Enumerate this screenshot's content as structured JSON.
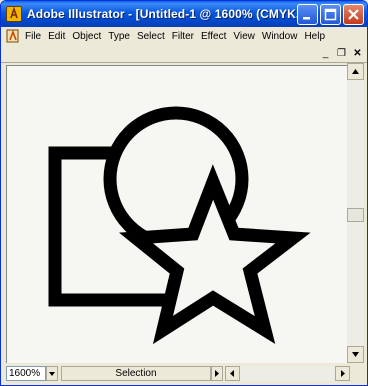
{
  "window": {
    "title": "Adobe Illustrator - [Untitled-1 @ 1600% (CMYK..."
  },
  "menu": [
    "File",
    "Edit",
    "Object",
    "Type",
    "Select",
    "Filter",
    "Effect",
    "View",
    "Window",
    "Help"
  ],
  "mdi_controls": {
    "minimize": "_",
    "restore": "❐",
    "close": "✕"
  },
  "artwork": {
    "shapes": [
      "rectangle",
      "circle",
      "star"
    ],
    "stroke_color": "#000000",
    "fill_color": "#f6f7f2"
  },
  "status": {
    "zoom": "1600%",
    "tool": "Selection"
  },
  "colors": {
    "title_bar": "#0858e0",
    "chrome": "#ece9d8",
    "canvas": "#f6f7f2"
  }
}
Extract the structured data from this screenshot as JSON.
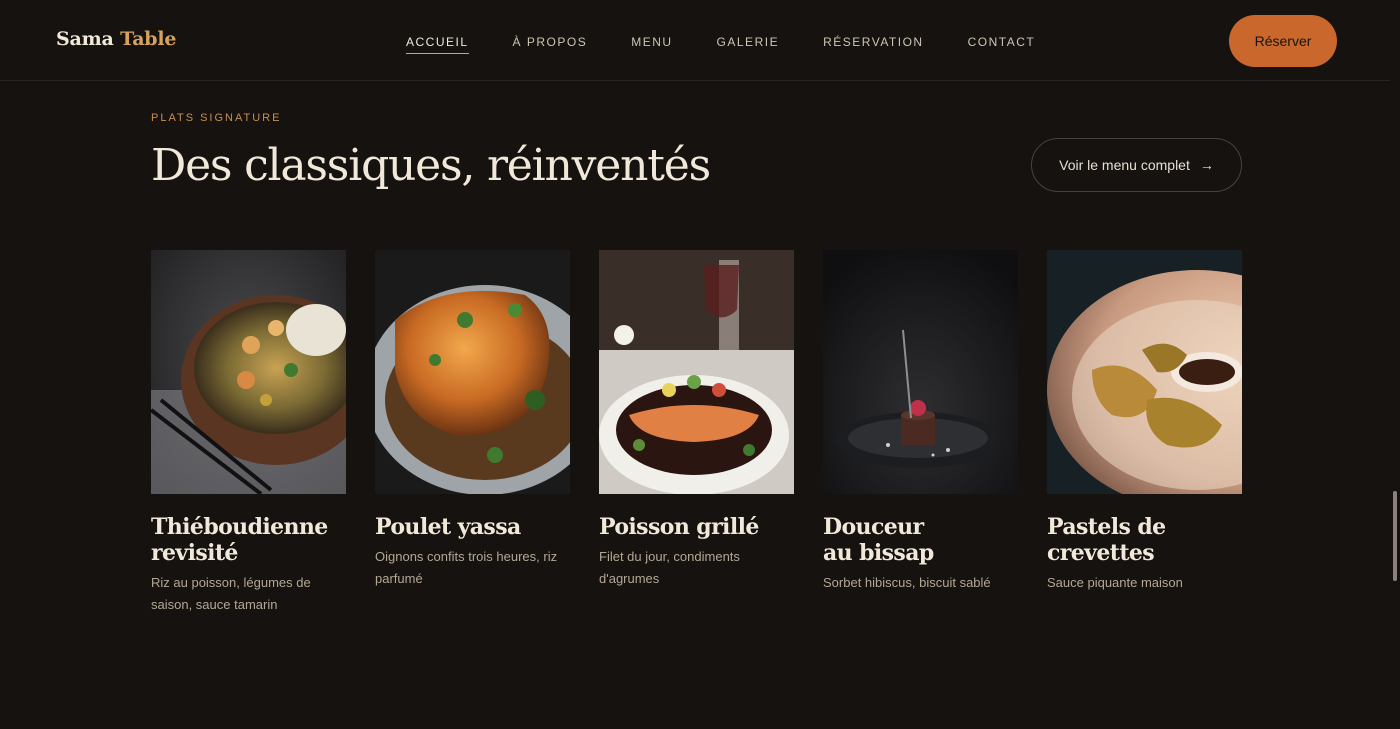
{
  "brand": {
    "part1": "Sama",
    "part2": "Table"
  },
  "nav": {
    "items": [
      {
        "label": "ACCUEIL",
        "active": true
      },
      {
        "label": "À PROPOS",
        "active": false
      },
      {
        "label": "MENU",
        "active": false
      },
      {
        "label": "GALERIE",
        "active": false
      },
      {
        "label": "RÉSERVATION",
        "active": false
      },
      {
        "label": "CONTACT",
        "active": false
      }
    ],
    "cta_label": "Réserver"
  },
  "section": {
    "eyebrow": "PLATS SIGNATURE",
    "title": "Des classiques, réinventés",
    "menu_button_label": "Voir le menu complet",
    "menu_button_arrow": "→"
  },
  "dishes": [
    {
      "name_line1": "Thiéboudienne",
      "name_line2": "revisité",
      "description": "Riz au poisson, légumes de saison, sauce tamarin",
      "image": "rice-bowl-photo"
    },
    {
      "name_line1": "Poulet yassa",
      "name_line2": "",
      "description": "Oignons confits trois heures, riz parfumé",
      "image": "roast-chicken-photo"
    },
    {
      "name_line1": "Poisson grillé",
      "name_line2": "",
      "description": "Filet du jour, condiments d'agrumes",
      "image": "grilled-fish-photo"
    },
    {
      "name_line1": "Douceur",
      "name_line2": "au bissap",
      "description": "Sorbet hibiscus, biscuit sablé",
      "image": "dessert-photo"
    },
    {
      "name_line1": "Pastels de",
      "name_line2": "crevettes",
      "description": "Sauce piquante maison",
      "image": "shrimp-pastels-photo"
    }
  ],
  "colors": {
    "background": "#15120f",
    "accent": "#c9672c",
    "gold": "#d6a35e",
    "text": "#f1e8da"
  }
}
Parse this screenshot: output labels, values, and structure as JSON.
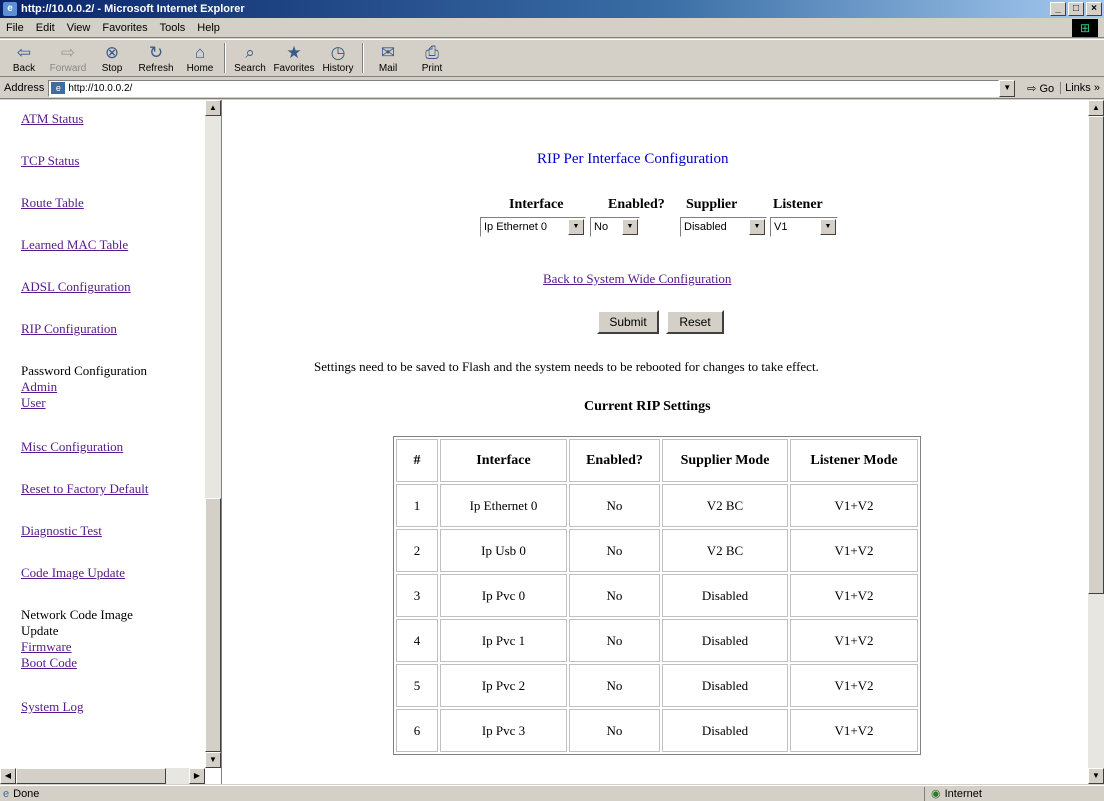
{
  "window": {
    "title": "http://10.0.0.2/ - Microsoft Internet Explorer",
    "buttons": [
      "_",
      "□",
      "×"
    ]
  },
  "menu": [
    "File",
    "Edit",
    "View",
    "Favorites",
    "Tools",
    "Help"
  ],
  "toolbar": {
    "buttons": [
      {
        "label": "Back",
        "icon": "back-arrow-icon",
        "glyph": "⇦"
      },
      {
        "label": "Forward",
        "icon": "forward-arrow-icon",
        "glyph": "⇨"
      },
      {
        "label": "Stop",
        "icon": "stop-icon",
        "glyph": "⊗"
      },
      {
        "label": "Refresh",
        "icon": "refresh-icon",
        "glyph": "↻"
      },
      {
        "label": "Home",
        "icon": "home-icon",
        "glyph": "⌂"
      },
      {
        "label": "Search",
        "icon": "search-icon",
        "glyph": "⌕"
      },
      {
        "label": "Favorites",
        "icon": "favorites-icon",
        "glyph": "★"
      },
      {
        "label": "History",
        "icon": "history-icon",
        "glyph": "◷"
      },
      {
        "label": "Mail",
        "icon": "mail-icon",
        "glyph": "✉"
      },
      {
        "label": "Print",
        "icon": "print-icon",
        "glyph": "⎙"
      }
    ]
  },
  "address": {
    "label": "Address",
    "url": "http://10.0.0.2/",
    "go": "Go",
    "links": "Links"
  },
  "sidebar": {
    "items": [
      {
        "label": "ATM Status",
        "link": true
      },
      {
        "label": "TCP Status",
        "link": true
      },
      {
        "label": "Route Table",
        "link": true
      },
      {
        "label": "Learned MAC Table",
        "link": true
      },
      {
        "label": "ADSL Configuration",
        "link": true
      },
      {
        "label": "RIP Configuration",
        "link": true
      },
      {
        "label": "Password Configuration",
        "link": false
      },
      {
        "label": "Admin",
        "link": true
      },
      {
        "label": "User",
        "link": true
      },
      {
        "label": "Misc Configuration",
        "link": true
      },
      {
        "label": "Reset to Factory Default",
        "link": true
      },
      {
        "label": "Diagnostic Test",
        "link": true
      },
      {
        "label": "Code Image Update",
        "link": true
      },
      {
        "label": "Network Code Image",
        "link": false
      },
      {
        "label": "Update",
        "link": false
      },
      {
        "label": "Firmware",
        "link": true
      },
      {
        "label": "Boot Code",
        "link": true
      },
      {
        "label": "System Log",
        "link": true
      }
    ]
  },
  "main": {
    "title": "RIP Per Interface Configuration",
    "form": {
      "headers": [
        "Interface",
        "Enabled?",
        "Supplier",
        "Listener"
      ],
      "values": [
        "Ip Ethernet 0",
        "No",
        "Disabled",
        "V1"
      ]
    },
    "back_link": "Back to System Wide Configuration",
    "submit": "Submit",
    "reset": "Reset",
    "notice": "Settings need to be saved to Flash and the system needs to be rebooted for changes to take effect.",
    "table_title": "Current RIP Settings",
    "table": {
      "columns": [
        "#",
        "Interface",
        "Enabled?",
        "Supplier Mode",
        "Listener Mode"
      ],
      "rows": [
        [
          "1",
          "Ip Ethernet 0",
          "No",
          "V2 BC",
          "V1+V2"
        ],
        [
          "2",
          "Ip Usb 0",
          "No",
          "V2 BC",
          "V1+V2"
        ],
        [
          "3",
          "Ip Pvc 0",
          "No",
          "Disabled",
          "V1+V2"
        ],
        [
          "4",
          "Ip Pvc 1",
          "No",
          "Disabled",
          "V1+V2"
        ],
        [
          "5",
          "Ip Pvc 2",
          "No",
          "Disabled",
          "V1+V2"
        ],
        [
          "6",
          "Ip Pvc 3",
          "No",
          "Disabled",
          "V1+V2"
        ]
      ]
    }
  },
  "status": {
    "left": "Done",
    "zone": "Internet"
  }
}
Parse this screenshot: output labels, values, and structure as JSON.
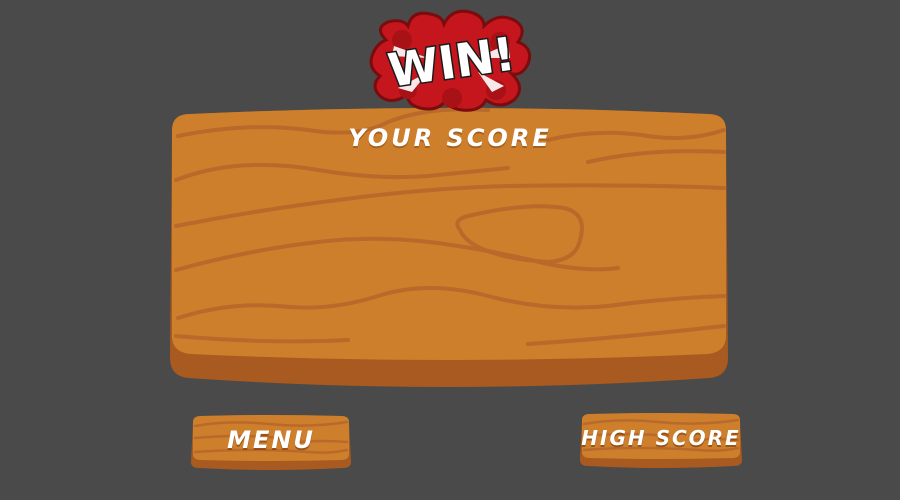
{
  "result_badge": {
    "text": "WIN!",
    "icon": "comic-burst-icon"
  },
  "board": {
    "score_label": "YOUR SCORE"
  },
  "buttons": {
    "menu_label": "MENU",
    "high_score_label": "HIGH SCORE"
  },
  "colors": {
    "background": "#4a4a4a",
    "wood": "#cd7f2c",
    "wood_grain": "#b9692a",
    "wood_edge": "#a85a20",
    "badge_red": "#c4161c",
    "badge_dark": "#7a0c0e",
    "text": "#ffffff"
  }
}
**********
**WORK INSTRUCTIONS:**
All of the records need repeating exactly, except for the pictures.

**CORRECT ANSWER:**
Enumerate this screenshot's content as structured JSON.
{
  "window": {
    "title": "Adobe Illustrator - [Untitled-1 @ 1600% (CMYK..."
  },
  "menu": [
    "File",
    "Edit",
    "Object",
    "Type",
    "Select",
    "Filter",
    "Effect",
    "View",
    "Window",
    "Help"
  ],
  "mdi_controls": {
    "minimize": "_",
    "restore": "❐",
    "close": "✕"
  },
  "artwork": {
    "shapes": [
      "rectangle",
      "circle",
      "star"
    ],
    "stroke_color": "#000000",
    "fill_color": "#f6f7f2"
  },
  "status": {
    "zoom": "1600%",
    "tool": "Selection"
  },
  "colors": {
    "title_bar": "#0858e0",
    "chrome": "#ece9d8",
    "canvas": "#f6f7f2"
  }
}
Extract the structured data from this screenshot as JSON.
{
  "brand": {
    "part1": "Sama",
    "part2": "Table"
  },
  "nav": {
    "items": [
      {
        "label": "ACCUEIL",
        "active": true
      },
      {
        "label": "À PROPOS",
        "active": false
      },
      {
        "label": "MENU",
        "active": false
      },
      {
        "label": "GALERIE",
        "active": false
      },
      {
        "label": "RÉSERVATION",
        "active": false
      },
      {
        "label": "CONTACT",
        "active": false
      }
    ],
    "cta_label": "Réserver"
  },
  "section": {
    "eyebrow": "PLATS SIGNATURE",
    "title": "Des classiques, réinventés",
    "menu_button_label": "Voir le menu complet",
    "menu_button_arrow": "→"
  },
  "dishes": [
    {
      "name_line1": "Thiéboudienne",
      "name_line2": "revisité",
      "description": "Riz au poisson, légumes de saison, sauce tamarin",
      "image": "rice-bowl-photo"
    },
    {
      "name_line1": "Poulet yassa",
      "name_line2": "",
      "description": "Oignons confits trois heures, riz parfumé",
      "image": "roast-chicken-photo"
    },
    {
      "name_line1": "Poisson grillé",
      "name_line2": "",
      "description": "Filet du jour, condiments d'agrumes",
      "image": "grilled-fish-photo"
    },
    {
      "name_line1": "Douceur",
      "name_line2": "au bissap",
      "description": "Sorbet hibiscus, biscuit sablé",
      "image": "dessert-photo"
    },
    {
      "name_line1": "Pastels de",
      "name_line2": "crevettes",
      "description": "Sauce piquante maison",
      "image": "shrimp-pastels-photo"
    }
  ],
  "colors": {
    "background": "#15120f",
    "accent": "#c9672c",
    "gold": "#d6a35e",
    "text": "#f1e8da"
  }
}
Parse this screenshot: output labels, values, and structure as JSON.
{
  "window": {
    "title": "http://10.0.0.2/ - Microsoft Internet Explorer",
    "buttons": [
      "_",
      "□",
      "×"
    ]
  },
  "menu": [
    "File",
    "Edit",
    "View",
    "Favorites",
    "Tools",
    "Help"
  ],
  "toolbar": {
    "buttons": [
      {
        "label": "Back",
        "icon": "back-arrow-icon",
        "glyph": "⇦"
      },
      {
        "label": "Forward",
        "icon": "forward-arrow-icon",
        "glyph": "⇨"
      },
      {
        "label": "Stop",
        "icon": "stop-icon",
        "glyph": "⊗"
      },
      {
        "label": "Refresh",
        "icon": "refresh-icon",
        "glyph": "↻"
      },
      {
        "label": "Home",
        "icon": "home-icon",
        "glyph": "⌂"
      },
      {
        "label": "Search",
        "icon": "search-icon",
        "glyph": "⌕"
      },
      {
        "label": "Favorites",
        "icon": "favorites-icon",
        "glyph": "★"
      },
      {
        "label": "History",
        "icon": "history-icon",
        "glyph": "◷"
      },
      {
        "label": "Mail",
        "icon": "mail-icon",
        "glyph": "✉"
      },
      {
        "label": "Print",
        "icon": "print-icon",
        "glyph": "⎙"
      }
    ]
  },
  "address": {
    "label": "Address",
    "url": "http://10.0.0.2/",
    "go": "Go",
    "links": "Links"
  },
  "sidebar": {
    "items": [
      {
        "label": "ATM Status",
        "link": true
      },
      {
        "label": "TCP Status",
        "link": true
      },
      {
        "label": "Route Table",
        "link": true
      },
      {
        "label": "Learned MAC Table",
        "link": true
      },
      {
        "label": "ADSL Configuration",
        "link": true
      },
      {
        "label": "RIP Configuration",
        "link": true
      },
      {
        "label": "Password Configuration",
        "link": false
      },
      {
        "label": "Admin",
        "link": true
      },
      {
        "label": "User",
        "link": true
      },
      {
        "label": "Misc Configuration",
        "link": true
      },
      {
        "label": "Reset to Factory Default",
        "link": true
      },
      {
        "label": "Diagnostic Test",
        "link": true
      },
      {
        "label": "Code Image Update",
        "link": true
      },
      {
        "label": "Network Code Image",
        "link": false
      },
      {
        "label": "Update",
        "link": false
      },
      {
        "label": "Firmware",
        "link": true
      },
      {
        "label": "Boot Code",
        "link": true
      },
      {
        "label": "System Log",
        "link": true
      }
    ]
  },
  "main": {
    "title": "RIP Per Interface Configuration",
    "form": {
      "headers": [
        "Interface",
        "Enabled?",
        "Supplier",
        "Listener"
      ],
      "values": [
        "Ip Ethernet 0",
        "No",
        "Disabled",
        "V1"
      ]
    },
    "back_link": "Back to System Wide Configuration",
    "submit": "Submit",
    "reset": "Reset",
    "notice": "Settings need to be saved to Flash and the system needs to be rebooted for changes to take effect.",
    "table_title": "Current RIP Settings",
    "table": {
      "columns": [
        "#",
        "Interface",
        "Enabled?",
        "Supplier Mode",
        "Listener Mode"
      ],
      "rows": [
        [
          "1",
          "Ip Ethernet 0",
          "No",
          "V2 BC",
          "V1+V2"
        ],
        [
          "2",
          "Ip Usb 0",
          "No",
          "V2 BC",
          "V1+V2"
        ],
        [
          "3",
          "Ip Pvc 0",
          "No",
          "Disabled",
          "V1+V2"
        ],
        [
          "4",
          "Ip Pvc 1",
          "No",
          "Disabled",
          "V1+V2"
        ],
        [
          "5",
          "Ip Pvc 2",
          "No",
          "Disabled",
          "V1+V2"
        ],
        [
          "6",
          "Ip Pvc 3",
          "No",
          "Disabled",
          "V1+V2"
        ]
      ]
    }
  },
  "status": {
    "left": "Done",
    "zone": "Internet"
  }
}
Parse this screenshot: output labels, values, and structure as JSON.
{
  "result_badge": {
    "text": "WIN!",
    "icon": "comic-burst-icon"
  },
  "board": {
    "score_label": "YOUR SCORE"
  },
  "buttons": {
    "menu_label": "MENU",
    "high_score_label": "HIGH SCORE"
  },
  "colors": {
    "background": "#4a4a4a",
    "wood": "#cd7f2c",
    "wood_grain": "#b9692a",
    "wood_edge": "#a85a20",
    "badge_red": "#c4161c",
    "badge_dark": "#7a0c0e",
    "text": "#ffffff"
  }
}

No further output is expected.